> _Exercise description_
Search the material and gather each line with "Výjezdy" in it.

Chart and figure data

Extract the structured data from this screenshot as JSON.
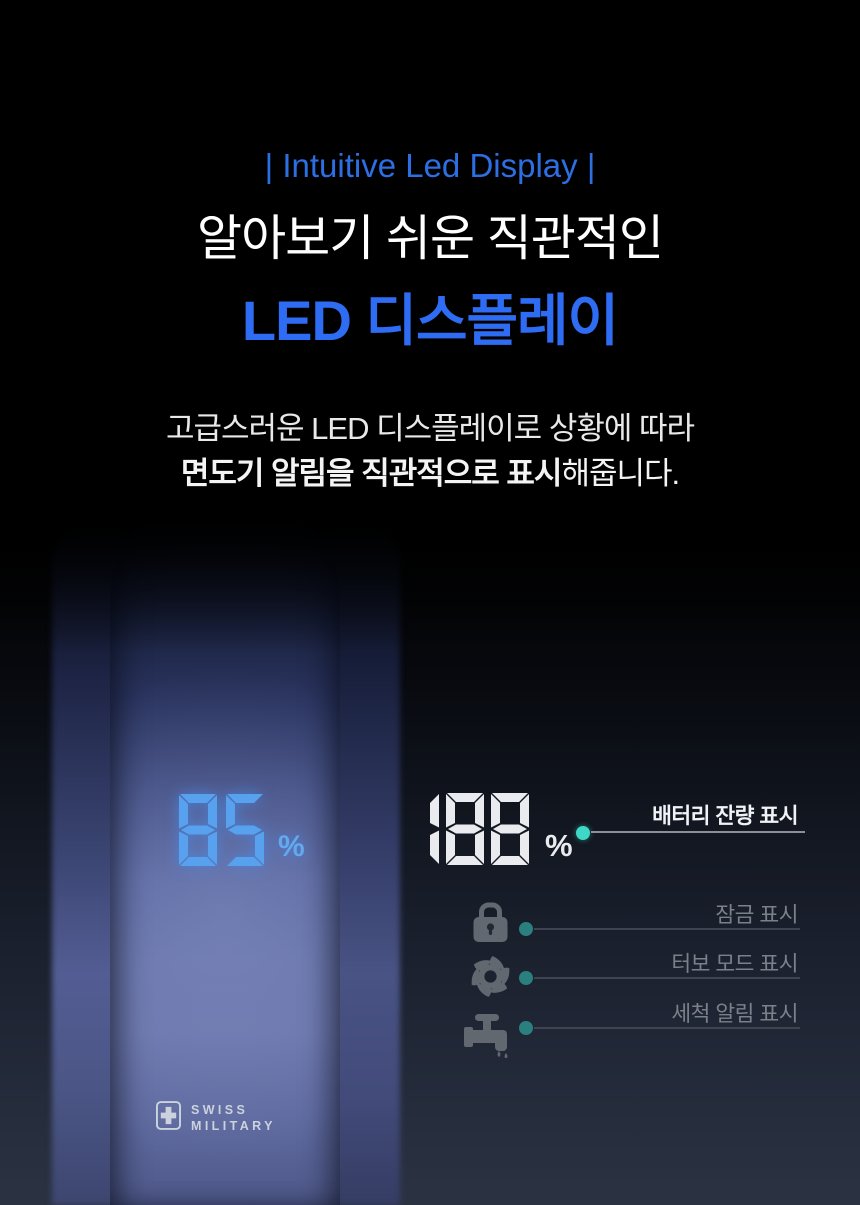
{
  "page": {
    "eyebrow": "| Intuitive Led Display |",
    "headline": "알아보기 쉬운 직관적인",
    "headline_accent": "LED 디스플레이",
    "description_line1": "고급스러운 LED 디스플레이로 상황에 따라",
    "description_line2_bold": "면도기 알림을 직관적으로 표시",
    "description_line2_regular": "해줍니다.",
    "accent_color": "#2e6cf4",
    "background_bottom_color": "#2b3343"
  },
  "shaver": {
    "display_value": "85",
    "display_unit": "%",
    "display_color": "#58a1ee",
    "body_color": "#6874ac",
    "brand_line1": "SWISS",
    "brand_line2": "MILITARY"
  },
  "callouts": {
    "battery": {
      "value": "188",
      "unit": "%",
      "label": "배터리 잔량 표시",
      "digit_color": "#e9ebef",
      "dot_color": "#3ed8c6"
    },
    "items": [
      {
        "icon": "lock-icon",
        "label": "잠금 표시"
      },
      {
        "icon": "turbo-icon",
        "label": "터보 모드 표시"
      },
      {
        "icon": "faucet-icon",
        "label": "세척 알림 표시"
      }
    ],
    "dim_dot_color": "#2b7f7e",
    "dim_line_color": "#3e4450"
  }
}
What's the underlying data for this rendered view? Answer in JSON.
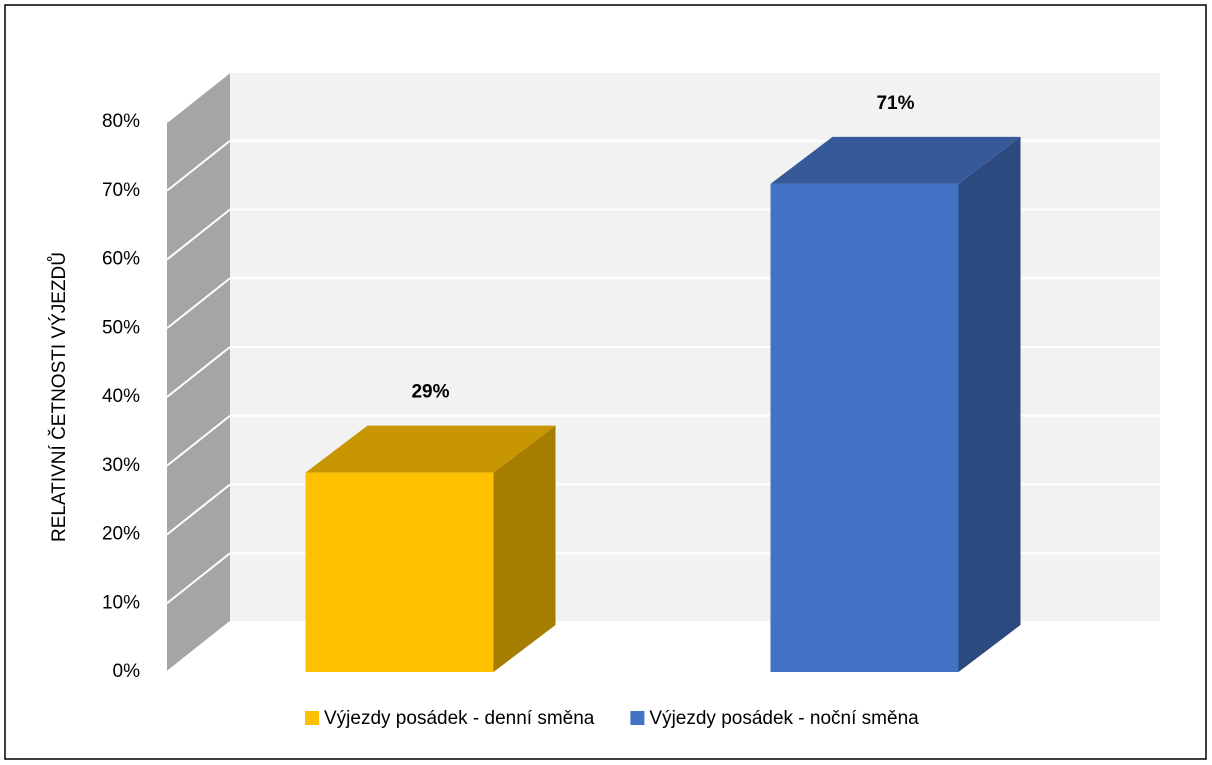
{
  "chart_data": {
    "type": "bar3d",
    "y_axis_label": "RELATIVNÍ ČETNOSTI VÝJEZDŮ",
    "categories": [
      null
    ],
    "series": [
      {
        "name": "Výjezdy posádek - denní směna",
        "color": "#ffc000",
        "values": [
          29
        ],
        "value_labels": [
          "29%"
        ]
      },
      {
        "name": "Výjezdy posádek - noční směna",
        "color": "#4472c4",
        "values": [
          71
        ],
        "value_labels": [
          "71%"
        ]
      }
    ],
    "ylim": [
      0,
      80
    ],
    "yticks": [
      {
        "value": 0,
        "label": "0%"
      },
      {
        "value": 10,
        "label": "10%"
      },
      {
        "value": 20,
        "label": "20%"
      },
      {
        "value": 30,
        "label": "30%"
      },
      {
        "value": 40,
        "label": "40%"
      },
      {
        "value": 50,
        "label": "50%"
      },
      {
        "value": 60,
        "label": "60%"
      },
      {
        "value": 70,
        "label": "70%"
      },
      {
        "value": 80,
        "label": "80%"
      }
    ],
    "grid": true,
    "legend": "bottom"
  }
}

> _Full solution_
        "name": "Výjezdy posádek - denní směna",
        "name": "Výjezdy posádek - noční směna",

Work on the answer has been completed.